(GOAL) Copy every line of the data that contains the string "text".

(TASK DATA)

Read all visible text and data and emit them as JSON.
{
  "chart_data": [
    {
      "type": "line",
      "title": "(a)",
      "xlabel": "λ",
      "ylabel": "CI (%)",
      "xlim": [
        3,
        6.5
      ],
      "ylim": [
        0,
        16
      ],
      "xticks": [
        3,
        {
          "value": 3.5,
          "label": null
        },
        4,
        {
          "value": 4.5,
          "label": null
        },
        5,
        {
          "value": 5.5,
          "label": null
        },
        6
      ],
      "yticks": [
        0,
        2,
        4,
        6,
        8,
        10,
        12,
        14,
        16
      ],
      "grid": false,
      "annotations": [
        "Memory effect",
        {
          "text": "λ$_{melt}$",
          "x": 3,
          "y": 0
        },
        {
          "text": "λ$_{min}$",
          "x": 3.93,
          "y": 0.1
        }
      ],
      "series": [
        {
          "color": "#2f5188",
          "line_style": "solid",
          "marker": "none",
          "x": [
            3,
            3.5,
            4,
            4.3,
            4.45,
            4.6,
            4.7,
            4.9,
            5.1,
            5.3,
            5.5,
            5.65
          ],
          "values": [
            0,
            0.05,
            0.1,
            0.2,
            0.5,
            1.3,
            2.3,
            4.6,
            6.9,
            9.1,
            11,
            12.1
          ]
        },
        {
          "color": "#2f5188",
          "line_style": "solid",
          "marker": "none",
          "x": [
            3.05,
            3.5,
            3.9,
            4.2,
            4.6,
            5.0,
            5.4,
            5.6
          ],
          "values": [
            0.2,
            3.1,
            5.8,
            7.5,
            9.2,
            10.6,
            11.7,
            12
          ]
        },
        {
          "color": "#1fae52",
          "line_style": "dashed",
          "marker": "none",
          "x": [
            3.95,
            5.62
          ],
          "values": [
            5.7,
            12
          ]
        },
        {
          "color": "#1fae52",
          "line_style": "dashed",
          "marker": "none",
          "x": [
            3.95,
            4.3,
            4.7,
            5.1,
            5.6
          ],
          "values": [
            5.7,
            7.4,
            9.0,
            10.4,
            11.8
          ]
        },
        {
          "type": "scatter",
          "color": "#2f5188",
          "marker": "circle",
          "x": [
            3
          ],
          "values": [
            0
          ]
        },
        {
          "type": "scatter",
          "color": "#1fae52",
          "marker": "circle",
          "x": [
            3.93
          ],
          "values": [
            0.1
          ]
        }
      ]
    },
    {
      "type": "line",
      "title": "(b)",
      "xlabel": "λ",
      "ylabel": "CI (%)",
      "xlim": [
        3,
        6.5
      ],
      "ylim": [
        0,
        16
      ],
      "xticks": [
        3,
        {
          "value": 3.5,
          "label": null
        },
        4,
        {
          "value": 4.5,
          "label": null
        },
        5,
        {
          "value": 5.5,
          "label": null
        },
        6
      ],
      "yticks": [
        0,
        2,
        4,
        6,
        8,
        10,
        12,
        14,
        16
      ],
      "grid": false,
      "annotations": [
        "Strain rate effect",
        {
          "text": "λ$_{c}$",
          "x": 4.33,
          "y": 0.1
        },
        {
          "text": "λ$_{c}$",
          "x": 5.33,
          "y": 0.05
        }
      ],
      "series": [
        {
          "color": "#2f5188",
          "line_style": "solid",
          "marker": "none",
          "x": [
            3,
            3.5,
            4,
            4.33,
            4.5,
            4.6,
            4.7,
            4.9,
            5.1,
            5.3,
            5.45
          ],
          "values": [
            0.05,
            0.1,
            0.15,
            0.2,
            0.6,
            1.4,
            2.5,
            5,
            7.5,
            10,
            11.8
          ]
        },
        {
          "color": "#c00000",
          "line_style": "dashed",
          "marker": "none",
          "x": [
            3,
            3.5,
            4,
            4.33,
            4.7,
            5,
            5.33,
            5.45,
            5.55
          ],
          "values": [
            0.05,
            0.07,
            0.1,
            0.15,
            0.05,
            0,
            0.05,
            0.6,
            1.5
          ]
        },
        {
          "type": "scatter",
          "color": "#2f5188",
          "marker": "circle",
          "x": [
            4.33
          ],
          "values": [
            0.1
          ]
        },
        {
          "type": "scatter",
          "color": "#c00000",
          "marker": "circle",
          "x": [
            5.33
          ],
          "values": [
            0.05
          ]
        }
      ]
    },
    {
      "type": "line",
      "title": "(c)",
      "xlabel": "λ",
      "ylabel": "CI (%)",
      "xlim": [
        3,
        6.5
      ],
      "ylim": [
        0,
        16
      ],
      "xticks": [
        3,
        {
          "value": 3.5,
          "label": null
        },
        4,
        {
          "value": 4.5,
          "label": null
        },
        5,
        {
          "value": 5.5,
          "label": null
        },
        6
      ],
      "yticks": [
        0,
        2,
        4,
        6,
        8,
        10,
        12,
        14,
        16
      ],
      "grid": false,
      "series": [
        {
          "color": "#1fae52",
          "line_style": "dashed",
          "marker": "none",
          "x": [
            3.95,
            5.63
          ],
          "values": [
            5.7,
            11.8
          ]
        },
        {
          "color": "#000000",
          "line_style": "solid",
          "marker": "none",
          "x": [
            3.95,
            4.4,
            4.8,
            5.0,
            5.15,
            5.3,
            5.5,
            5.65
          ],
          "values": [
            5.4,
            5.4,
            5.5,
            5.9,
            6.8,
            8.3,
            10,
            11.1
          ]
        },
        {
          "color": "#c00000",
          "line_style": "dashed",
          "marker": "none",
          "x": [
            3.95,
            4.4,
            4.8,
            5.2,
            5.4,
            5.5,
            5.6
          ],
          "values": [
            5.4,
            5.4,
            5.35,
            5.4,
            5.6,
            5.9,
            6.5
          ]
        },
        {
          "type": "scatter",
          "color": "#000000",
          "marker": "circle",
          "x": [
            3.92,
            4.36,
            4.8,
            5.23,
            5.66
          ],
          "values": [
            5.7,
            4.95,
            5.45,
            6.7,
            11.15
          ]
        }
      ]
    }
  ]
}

(THE COMPLETED TASK)
Read all visible text and data and emit them as JSON.
          "text": "λ$_{melt}$",
          "text": "λ$_{min}$",
          "text": "λ$_{c}$",
          "text": "λ$_{c}$",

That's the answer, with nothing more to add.